-- START OF INPUT --

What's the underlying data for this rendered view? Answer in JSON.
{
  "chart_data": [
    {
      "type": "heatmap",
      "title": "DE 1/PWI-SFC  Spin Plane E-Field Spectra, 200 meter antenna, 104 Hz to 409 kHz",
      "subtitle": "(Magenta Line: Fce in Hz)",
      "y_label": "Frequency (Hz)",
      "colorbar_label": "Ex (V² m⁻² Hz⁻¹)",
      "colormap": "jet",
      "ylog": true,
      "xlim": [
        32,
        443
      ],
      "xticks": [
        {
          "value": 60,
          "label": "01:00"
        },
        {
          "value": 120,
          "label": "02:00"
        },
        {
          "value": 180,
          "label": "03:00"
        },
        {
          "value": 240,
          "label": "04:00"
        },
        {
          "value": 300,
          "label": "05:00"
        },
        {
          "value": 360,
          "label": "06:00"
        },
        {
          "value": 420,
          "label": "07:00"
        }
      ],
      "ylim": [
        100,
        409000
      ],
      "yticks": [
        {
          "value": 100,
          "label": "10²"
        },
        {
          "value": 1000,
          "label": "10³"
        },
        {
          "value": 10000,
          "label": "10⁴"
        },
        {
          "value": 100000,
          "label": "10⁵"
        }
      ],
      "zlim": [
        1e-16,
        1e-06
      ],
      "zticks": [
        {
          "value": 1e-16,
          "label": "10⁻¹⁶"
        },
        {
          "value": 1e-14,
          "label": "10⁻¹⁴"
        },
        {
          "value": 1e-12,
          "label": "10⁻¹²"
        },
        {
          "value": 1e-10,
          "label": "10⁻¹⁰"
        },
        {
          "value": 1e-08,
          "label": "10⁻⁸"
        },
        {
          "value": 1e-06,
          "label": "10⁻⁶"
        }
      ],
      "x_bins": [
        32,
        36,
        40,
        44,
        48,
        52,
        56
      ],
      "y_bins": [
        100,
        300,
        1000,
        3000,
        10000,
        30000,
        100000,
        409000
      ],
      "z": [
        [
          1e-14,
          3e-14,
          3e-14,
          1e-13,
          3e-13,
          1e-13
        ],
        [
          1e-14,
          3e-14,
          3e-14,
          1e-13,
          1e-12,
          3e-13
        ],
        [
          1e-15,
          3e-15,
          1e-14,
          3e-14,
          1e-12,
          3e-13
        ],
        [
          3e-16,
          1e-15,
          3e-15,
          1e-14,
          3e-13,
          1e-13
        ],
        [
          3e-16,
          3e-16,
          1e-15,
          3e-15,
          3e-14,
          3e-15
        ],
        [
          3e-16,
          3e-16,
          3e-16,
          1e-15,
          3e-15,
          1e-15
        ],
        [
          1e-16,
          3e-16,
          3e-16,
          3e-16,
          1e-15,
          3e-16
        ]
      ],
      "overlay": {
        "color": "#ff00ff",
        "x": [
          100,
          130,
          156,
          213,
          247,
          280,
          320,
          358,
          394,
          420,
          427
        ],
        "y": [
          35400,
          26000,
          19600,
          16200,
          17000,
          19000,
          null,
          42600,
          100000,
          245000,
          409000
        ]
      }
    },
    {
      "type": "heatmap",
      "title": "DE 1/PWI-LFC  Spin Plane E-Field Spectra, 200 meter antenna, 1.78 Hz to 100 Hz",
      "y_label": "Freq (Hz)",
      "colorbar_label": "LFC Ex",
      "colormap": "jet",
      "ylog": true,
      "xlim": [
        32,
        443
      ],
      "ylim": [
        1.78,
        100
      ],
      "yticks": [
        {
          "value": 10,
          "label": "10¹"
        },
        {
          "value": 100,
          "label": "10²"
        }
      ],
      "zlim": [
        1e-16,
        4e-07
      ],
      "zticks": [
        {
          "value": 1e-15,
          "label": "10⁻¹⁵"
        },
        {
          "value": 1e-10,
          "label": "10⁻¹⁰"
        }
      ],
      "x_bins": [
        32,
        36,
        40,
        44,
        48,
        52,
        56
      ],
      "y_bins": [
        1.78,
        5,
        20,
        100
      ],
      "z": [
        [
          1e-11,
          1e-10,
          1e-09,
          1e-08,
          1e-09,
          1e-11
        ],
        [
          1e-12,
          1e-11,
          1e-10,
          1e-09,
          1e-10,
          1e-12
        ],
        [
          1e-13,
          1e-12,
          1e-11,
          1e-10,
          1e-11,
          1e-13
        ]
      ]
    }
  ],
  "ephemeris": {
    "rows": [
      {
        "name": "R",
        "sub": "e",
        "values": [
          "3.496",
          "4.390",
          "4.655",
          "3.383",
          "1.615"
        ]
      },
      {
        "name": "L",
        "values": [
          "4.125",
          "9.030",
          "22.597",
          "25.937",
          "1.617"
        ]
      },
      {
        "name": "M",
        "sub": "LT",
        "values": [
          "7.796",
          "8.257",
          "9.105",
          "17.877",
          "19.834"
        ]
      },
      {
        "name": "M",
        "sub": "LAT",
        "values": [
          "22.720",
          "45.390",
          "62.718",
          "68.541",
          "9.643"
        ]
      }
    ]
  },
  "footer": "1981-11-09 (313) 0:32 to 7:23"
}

-- END OF INPUT --

### PROBLEM TO WORK ON
All of the lines above must be returned exactly.

### RESPONSE TO THIS TASK
What's the underlying data for this rendered view? Answer in JSON.
{
  "chart_data": [
    {
      "type": "heatmap",
      "title": "DE 1/PWI-SFC  Spin Plane E-Field Spectra, 200 meter antenna, 104 Hz to 409 kHz",
      "subtitle": "(Magenta Line: Fce in Hz)",
      "y_label": "Frequency (Hz)",
      "colorbar_label": "Ex (V² m⁻² Hz⁻¹)",
      "colormap": "jet",
      "ylog": true,
      "xlim": [
        32,
        443
      ],
      "xticks": [
        {
          "value": 60,
          "label": "01:00"
        },
        {
          "value": 120,
          "label": "02:00"
        },
        {
          "value": 180,
          "label": "03:00"
        },
        {
          "value": 240,
          "label": "04:00"
        },
        {
          "value": 300,
          "label": "05:00"
        },
        {
          "value": 360,
          "label": "06:00"
        },
        {
          "value": 420,
          "label": "07:00"
        }
      ],
      "ylim": [
        100,
        409000
      ],
      "yticks": [
        {
          "value": 100,
          "label": "10²"
        },
        {
          "value": 1000,
          "label": "10³"
        },
        {
          "value": 10000,
          "label": "10⁴"
        },
        {
          "value": 100000,
          "label": "10⁵"
        }
      ],
      "zlim": [
        1e-16,
        1e-06
      ],
      "zticks": [
        {
          "value": 1e-16,
          "label": "10⁻¹⁶"
        },
        {
          "value": 1e-14,
          "label": "10⁻¹⁴"
        },
        {
          "value": 1e-12,
          "label": "10⁻¹²"
        },
        {
          "value": 1e-10,
          "label": "10⁻¹⁰"
        },
        {
          "value": 1e-08,
          "label": "10⁻⁸"
        },
        {
          "value": 1e-06,
          "label": "10⁻⁶"
        }
      ],
      "x_bins": [
        32,
        36,
        40,
        44,
        48,
        52,
        56
      ],
      "y_bins": [
        100,
        300,
        1000,
        3000,
        10000,
        30000,
        100000,
        409000
      ],
      "z": [
        [
          1e-14,
          3e-14,
          3e-14,
          1e-13,
          3e-13,
          1e-13
        ],
        [
          1e-14,
          3e-14,
          3e-14,
          1e-13,
          1e-12,
          3e-13
        ],
        [
          1e-15,
          3e-15,
          1e-14,
          3e-14,
          1e-12,
          3e-13
        ],
        [
          3e-16,
          1e-15,
          3e-15,
          1e-14,
          3e-13,
          1e-13
        ],
        [
          3e-16,
          3e-16,
          1e-15,
          3e-15,
          3e-14,
          3e-15
        ],
        [
          3e-16,
          3e-16,
          3e-16,
          1e-15,
          3e-15,
          1e-15
        ],
        [
          1e-16,
          3e-16,
          3e-16,
          3e-16,
          1e-15,
          3e-16
        ]
      ],
      "overlay": {
        "color": "#ff00ff",
        "x": [
          100,
          130,
          156,
          213,
          247,
          280,
          320,
          358,
          394,
          420,
          427
        ],
        "y": [
          35400,
          26000,
          19600,
          16200,
          17000,
          19000,
          null,
          42600,
          100000,
          245000,
          409000
        ]
      }
    },
    {
      "type": "heatmap",
      "title": "DE 1/PWI-LFC  Spin Plane E-Field Spectra, 200 meter antenna, 1.78 Hz to 100 Hz",
      "y_label": "Freq (Hz)",
      "colorbar_label": "LFC Ex",
      "colormap": "jet",
      "ylog": true,
      "xlim": [
        32,
        443
      ],
      "ylim": [
        1.78,
        100
      ],
      "yticks": [
        {
          "value": 10,
          "label": "10¹"
        },
        {
          "value": 100,
          "label": "10²"
        }
      ],
      "zlim": [
        1e-16,
        4e-07
      ],
      "zticks": [
        {
          "value": 1e-15,
          "label": "10⁻¹⁵"
        },
        {
          "value": 1e-10,
          "label": "10⁻¹⁰"
        }
      ],
      "x_bins": [
        32,
        36,
        40,
        44,
        48,
        52,
        56
      ],
      "y_bins": [
        1.78,
        5,
        20,
        100
      ],
      "z": [
        [
          1e-11,
          1e-10,
          1e-09,
          1e-08,
          1e-09,
          1e-11
        ],
        [
          1e-12,
          1e-11,
          1e-10,
          1e-09,
          1e-10,
          1e-12
        ],
        [
          1e-13,
          1e-12,
          1e-11,
          1e-10,
          1e-11,
          1e-13
        ]
      ]
    }
  ],
  "ephemeris": {
    "rows": [
      {
        "name": "R",
        "sub": "e",
        "values": [
          "3.496",
          "4.390",
          "4.655",
          "3.383",
          "1.615"
        ]
      },
      {
        "name": "L",
        "values": [
          "4.125",
          "9.030",
          "22.597",
          "25.937",
          "1.617"
        ]
      },
      {
        "name": "M",
        "sub": "LT",
        "values": [
          "7.796",
          "8.257",
          "9.105",
          "17.877",
          "19.834"
        ]
      },
      {
        "name": "M",
        "sub": "LAT",
        "values": [
          "22.720",
          "45.390",
          "62.718",
          "68.541",
          "9.643"
        ]
      }
    ]
  },
  "footer": "1981-11-09 (313) 0:32 to 7:23"
}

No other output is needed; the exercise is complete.